- _Exercise brief_: From the entries below, extract every line that includes the word "mangue".

- _Data section_:
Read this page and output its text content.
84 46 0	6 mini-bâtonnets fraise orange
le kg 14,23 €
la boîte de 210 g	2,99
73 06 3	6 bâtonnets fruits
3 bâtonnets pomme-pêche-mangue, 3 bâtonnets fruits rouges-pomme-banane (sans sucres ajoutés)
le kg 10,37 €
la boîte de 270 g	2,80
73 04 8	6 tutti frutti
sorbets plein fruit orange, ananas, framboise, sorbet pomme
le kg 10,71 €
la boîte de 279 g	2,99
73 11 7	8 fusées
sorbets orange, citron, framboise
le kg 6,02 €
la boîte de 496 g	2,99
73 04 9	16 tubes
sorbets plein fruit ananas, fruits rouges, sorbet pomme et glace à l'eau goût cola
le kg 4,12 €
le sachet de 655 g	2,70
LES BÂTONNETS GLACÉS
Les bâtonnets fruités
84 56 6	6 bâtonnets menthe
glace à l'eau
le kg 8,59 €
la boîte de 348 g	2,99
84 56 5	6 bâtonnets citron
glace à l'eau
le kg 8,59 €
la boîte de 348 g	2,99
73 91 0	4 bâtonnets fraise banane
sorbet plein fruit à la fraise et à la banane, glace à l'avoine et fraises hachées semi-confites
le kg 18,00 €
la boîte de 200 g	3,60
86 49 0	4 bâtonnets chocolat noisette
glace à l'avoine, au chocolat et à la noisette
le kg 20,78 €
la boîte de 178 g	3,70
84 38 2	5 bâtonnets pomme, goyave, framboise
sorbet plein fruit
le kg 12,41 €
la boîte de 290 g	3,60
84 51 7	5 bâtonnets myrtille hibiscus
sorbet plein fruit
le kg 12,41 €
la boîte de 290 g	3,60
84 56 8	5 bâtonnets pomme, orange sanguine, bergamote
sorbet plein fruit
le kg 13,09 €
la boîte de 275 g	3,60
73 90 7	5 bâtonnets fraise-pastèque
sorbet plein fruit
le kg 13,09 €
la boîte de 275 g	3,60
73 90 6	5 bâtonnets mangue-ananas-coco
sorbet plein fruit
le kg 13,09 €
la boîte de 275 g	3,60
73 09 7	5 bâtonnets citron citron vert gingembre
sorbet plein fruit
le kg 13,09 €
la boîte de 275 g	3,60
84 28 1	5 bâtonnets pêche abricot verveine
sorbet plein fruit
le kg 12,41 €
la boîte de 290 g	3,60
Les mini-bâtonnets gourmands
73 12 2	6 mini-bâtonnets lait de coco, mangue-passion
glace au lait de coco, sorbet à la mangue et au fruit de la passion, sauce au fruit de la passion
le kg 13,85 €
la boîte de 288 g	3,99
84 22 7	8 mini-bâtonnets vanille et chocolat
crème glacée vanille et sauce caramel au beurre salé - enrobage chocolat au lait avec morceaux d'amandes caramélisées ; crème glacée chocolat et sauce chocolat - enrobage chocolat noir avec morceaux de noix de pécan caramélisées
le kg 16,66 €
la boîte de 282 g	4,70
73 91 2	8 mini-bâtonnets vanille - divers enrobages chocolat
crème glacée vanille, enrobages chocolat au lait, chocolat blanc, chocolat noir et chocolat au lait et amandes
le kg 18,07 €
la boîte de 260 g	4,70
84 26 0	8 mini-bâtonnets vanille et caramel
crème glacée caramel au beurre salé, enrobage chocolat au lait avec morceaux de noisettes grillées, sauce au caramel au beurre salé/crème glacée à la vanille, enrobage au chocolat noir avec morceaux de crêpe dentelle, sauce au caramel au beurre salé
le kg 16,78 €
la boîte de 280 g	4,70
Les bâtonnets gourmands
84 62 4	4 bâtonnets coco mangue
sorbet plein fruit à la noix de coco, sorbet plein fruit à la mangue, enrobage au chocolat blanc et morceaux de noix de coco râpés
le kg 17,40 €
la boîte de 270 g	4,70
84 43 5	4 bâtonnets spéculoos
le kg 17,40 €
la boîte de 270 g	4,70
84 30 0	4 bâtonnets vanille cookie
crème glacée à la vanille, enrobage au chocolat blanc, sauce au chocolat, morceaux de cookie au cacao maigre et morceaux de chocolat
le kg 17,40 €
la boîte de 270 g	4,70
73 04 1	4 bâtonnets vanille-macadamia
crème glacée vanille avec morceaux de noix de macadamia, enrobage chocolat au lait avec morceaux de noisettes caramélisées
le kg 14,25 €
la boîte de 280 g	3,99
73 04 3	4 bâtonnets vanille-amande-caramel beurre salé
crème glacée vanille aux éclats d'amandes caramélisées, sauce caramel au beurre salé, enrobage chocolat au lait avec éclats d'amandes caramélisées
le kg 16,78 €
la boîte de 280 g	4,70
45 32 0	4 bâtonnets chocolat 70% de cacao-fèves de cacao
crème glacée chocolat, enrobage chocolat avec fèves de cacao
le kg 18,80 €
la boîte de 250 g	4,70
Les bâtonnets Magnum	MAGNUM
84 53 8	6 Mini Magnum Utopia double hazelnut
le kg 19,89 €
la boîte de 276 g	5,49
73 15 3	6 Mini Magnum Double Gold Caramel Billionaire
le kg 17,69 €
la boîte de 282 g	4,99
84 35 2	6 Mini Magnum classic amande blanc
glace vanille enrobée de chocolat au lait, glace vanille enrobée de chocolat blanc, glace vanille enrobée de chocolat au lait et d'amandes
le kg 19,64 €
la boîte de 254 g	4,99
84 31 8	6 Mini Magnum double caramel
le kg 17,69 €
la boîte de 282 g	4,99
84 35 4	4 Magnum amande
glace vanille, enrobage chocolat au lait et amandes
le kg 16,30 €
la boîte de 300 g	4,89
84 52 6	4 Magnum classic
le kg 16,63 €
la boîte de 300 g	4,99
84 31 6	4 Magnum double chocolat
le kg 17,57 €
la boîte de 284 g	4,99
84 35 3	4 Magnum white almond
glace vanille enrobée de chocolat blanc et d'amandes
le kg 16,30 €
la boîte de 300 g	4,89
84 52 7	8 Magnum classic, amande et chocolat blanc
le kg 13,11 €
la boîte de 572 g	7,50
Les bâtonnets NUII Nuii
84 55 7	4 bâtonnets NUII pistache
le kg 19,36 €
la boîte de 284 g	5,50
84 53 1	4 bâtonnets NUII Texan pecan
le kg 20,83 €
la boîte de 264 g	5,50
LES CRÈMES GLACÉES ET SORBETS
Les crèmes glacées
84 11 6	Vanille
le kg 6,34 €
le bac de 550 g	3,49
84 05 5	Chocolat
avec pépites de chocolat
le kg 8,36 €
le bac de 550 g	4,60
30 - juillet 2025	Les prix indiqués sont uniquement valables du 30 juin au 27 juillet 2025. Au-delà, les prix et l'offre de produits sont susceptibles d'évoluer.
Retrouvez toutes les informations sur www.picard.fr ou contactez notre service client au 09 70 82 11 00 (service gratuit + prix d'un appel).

- _Final answer_:
3 bâtonnets pomme-pêche-mangue, 3 bâtonnets fruits rouges-pomme-banane (sans sucres ajoutés)
73 90 6	5 bâtonnets mangue-ananas-coco
73 12 2	6 mini-bâtonnets lait de coco, mangue-passion
glace au lait de coco, sorbet à la mangue et au fruit de la passion, sauce au fruit de la passion
84 62 4	4 bâtonnets coco mangue
sorbet plein fruit à la noix de coco, sorbet plein fruit à la mangue, enrobage au chocolat blanc et morceaux de noix de coco râpés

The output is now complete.